(Data records)
>>>
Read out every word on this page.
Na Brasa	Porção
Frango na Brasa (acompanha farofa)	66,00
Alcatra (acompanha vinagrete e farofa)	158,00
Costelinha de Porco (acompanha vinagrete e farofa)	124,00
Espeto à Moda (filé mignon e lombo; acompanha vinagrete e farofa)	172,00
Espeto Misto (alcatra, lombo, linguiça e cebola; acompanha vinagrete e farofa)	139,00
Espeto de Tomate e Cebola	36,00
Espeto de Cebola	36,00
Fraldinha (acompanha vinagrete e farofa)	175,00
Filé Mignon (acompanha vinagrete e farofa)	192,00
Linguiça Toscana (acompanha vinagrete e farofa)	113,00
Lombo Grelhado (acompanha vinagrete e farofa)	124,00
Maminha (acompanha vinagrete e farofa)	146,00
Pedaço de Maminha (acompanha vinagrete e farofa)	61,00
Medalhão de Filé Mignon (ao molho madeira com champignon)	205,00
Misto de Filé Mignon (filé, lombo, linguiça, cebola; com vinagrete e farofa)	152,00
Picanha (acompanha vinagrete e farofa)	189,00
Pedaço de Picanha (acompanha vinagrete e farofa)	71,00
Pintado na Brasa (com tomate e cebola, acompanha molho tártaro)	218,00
<<<
[Direction]
Quote the listing in full, please, keeping every line exact.

[Result]
Read out every word on this page.
Na Brasa	Porção
Frango na Brasa (acompanha farofa)	66,00
Alcatra (acompanha vinagrete e farofa)	158,00
Costelinha de Porco (acompanha vinagrete e farofa)	124,00
Espeto à Moda (filé mignon e lombo; acompanha vinagrete e farofa)	172,00
Espeto Misto (alcatra, lombo, linguiça e cebola; acompanha vinagrete e farofa)	139,00
Espeto de Tomate e Cebola	36,00
Espeto de Cebola	36,00
Fraldinha (acompanha vinagrete e farofa)	175,00
Filé Mignon (acompanha vinagrete e farofa)	192,00
Linguiça Toscana (acompanha vinagrete e farofa)	113,00
Lombo Grelhado (acompanha vinagrete e farofa)	124,00
Maminha (acompanha vinagrete e farofa)	146,00
Pedaço de Maminha (acompanha vinagrete e farofa)	61,00
Medalhão de Filé Mignon (ao molho madeira com champignon)	205,00
Misto de Filé Mignon (filé, lombo, linguiça, cebola; com vinagrete e farofa)	152,00
Picanha (acompanha vinagrete e farofa)	189,00
Pedaço de Picanha (acompanha vinagrete e farofa)	71,00
Pintado na Brasa (com tomate e cebola, acompanha molho tártaro)	218,00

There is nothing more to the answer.